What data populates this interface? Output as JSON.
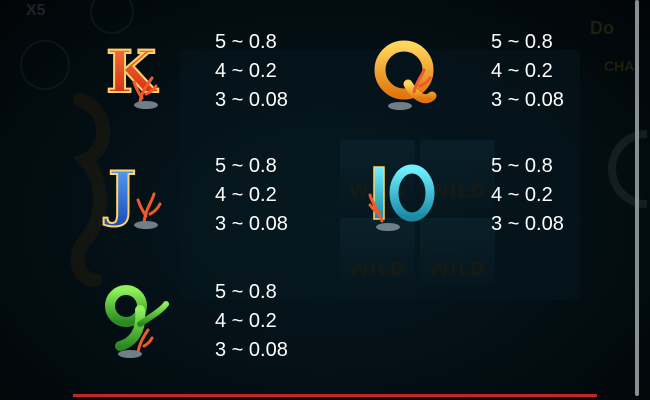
{
  "background": {
    "multiplier_badge": "X5",
    "wild_label": "WILD",
    "title_partial": "Do",
    "title_partial_2": "CHA"
  },
  "paytable": {
    "entries": [
      {
        "symbol": "K",
        "icon": "coral-letter-k",
        "color": "#e23a1c",
        "payouts": [
          "5 ~ 0.8",
          "4 ~ 0.2",
          "3 ~ 0.08"
        ]
      },
      {
        "symbol": "Q",
        "icon": "coral-letter-q",
        "color": "#f2a11d",
        "payouts": [
          "5 ~ 0.8",
          "4 ~ 0.2",
          "3 ~ 0.08"
        ]
      },
      {
        "symbol": "J",
        "icon": "coral-letter-j",
        "color": "#2d6fd3",
        "payouts": [
          "5 ~ 0.8",
          "4 ~ 0.2",
          "3 ~ 0.08"
        ]
      },
      {
        "symbol": "10",
        "icon": "coral-number-10",
        "color": "#2fb8cf",
        "payouts": [
          "5 ~ 0.8",
          "4 ~ 0.2",
          "3 ~ 0.08"
        ]
      },
      {
        "symbol": "9",
        "icon": "coral-number-9",
        "color": "#45b83a",
        "payouts": [
          "5 ~ 0.8",
          "4 ~ 0.2",
          "3 ~ 0.08"
        ]
      }
    ]
  },
  "colors": {
    "text": "#ffffff",
    "accent_line": "#c62525",
    "coral": "#ee5a2a"
  }
}
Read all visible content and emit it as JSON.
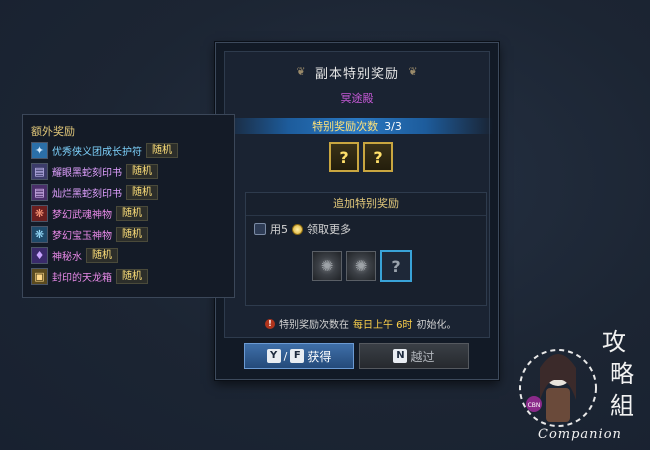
{
  "dialog": {
    "title": "副本特别奖励",
    "dungeon_name": "冥途殿",
    "count_label": "特别奖励次数",
    "count_value": "3/3",
    "reward_slots": [
      "?",
      "?"
    ],
    "extra": {
      "title": "追加特别奖励",
      "use_prefix": "用5",
      "use_suffix": "领取更多",
      "runes": [
        "rune-icon",
        "rune-icon"
      ],
      "unknown_slot": "?"
    },
    "reset_note": {
      "part1": "特别奖励次数在",
      "highlight": "每日上午 6时",
      "part2": "初始化。"
    },
    "buttons": {
      "get": {
        "key1": "Y",
        "sep": "/",
        "key2": "F",
        "label": "获得"
      },
      "skip": {
        "key": "N",
        "label": "越过"
      }
    }
  },
  "side_panel": {
    "title": "额外奖励",
    "items": [
      {
        "name": "优秀侠义团成长护符",
        "tag": "随机",
        "color": "#7fd4ff",
        "icon": "talisman-icon"
      },
      {
        "name": "耀眼黑蛇刻印书",
        "tag": "随机",
        "color": "#e0a0ff",
        "icon": "book-icon"
      },
      {
        "name": "灿烂黑蛇刻印书",
        "tag": "随机",
        "color": "#e0a0ff",
        "icon": "book-icon"
      },
      {
        "name": "梦幻武魂神物",
        "tag": "随机",
        "color": "#e88ae8",
        "icon": "soul-artifact-icon"
      },
      {
        "name": "梦幻宝玉神物",
        "tag": "随机",
        "color": "#e88ae8",
        "icon": "jade-artifact-icon"
      },
      {
        "name": "神秘水",
        "tag": "随机",
        "color": "#e88ae8",
        "icon": "potion-icon"
      },
      {
        "name": "封印的天龙箱",
        "tag": "随机",
        "color": "#e88ae8",
        "icon": "chest-icon"
      }
    ]
  },
  "watermark": {
    "brand": "Companion",
    "seal_text": "攻略組",
    "badge": "CBN"
  }
}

TASK TO CARRY OUT —
Repeat the data exactly in full, omitting its pictures.

WRITTEN SOLUTION —
What data populates this interface? Output as JSON.
{
  "background": {
    "multiplier_badge": "X5",
    "wild_label": "WILD",
    "title_partial": "Do",
    "title_partial_2": "CHA"
  },
  "paytable": {
    "entries": [
      {
        "symbol": "K",
        "icon": "coral-letter-k",
        "color": "#e23a1c",
        "payouts": [
          "5 ~ 0.8",
          "4 ~ 0.2",
          "3 ~ 0.08"
        ]
      },
      {
        "symbol": "Q",
        "icon": "coral-letter-q",
        "color": "#f2a11d",
        "payouts": [
          "5 ~ 0.8",
          "4 ~ 0.2",
          "3 ~ 0.08"
        ]
      },
      {
        "symbol": "J",
        "icon": "coral-letter-j",
        "color": "#2d6fd3",
        "payouts": [
          "5 ~ 0.8",
          "4 ~ 0.2",
          "3 ~ 0.08"
        ]
      },
      {
        "symbol": "10",
        "icon": "coral-number-10",
        "color": "#2fb8cf",
        "payouts": [
          "5 ~ 0.8",
          "4 ~ 0.2",
          "3 ~ 0.08"
        ]
      },
      {
        "symbol": "9",
        "icon": "coral-number-9",
        "color": "#45b83a",
        "payouts": [
          "5 ~ 0.8",
          "4 ~ 0.2",
          "3 ~ 0.08"
        ]
      }
    ]
  },
  "colors": {
    "text": "#ffffff",
    "accent_line": "#c62525",
    "coral": "#ee5a2a"
  }
}
Read all visible content and emit it as JSON.
{
  "dialog": {
    "title": "副本特别奖励",
    "dungeon_name": "冥途殿",
    "count_label": "特别奖励次数",
    "count_value": "3/3",
    "reward_slots": [
      "?",
      "?"
    ],
    "extra": {
      "title": "追加特别奖励",
      "use_prefix": "用5",
      "use_suffix": "领取更多",
      "runes": [
        "rune-icon",
        "rune-icon"
      ],
      "unknown_slot": "?"
    },
    "reset_note": {
      "part1": "特别奖励次数在",
      "highlight": "每日上午 6时",
      "part2": "初始化。"
    },
    "buttons": {
      "get": {
        "key1": "Y",
        "sep": "/",
        "key2": "F",
        "label": "获得"
      },
      "skip": {
        "key": "N",
        "label": "越过"
      }
    }
  },
  "side_panel": {
    "title": "额外奖励",
    "items": [
      {
        "name": "优秀侠义团成长护符",
        "tag": "随机",
        "color": "#7fd4ff",
        "icon": "talisman-icon"
      },
      {
        "name": "耀眼黑蛇刻印书",
        "tag": "随机",
        "color": "#e0a0ff",
        "icon": "book-icon"
      },
      {
        "name": "灿烂黑蛇刻印书",
        "tag": "随机",
        "color": "#e0a0ff",
        "icon": "book-icon"
      },
      {
        "name": "梦幻武魂神物",
        "tag": "随机",
        "color": "#e88ae8",
        "icon": "soul-artifact-icon"
      },
      {
        "name": "梦幻宝玉神物",
        "tag": "随机",
        "color": "#e88ae8",
        "icon": "jade-artifact-icon"
      },
      {
        "name": "神秘水",
        "tag": "随机",
        "color": "#e88ae8",
        "icon": "potion-icon"
      },
      {
        "name": "封印的天龙箱",
        "tag": "随机",
        "color": "#e88ae8",
        "icon": "chest-icon"
      }
    ]
  },
  "watermark": {
    "brand": "Companion",
    "seal_text": "攻略組",
    "badge": "CBN"
  }
}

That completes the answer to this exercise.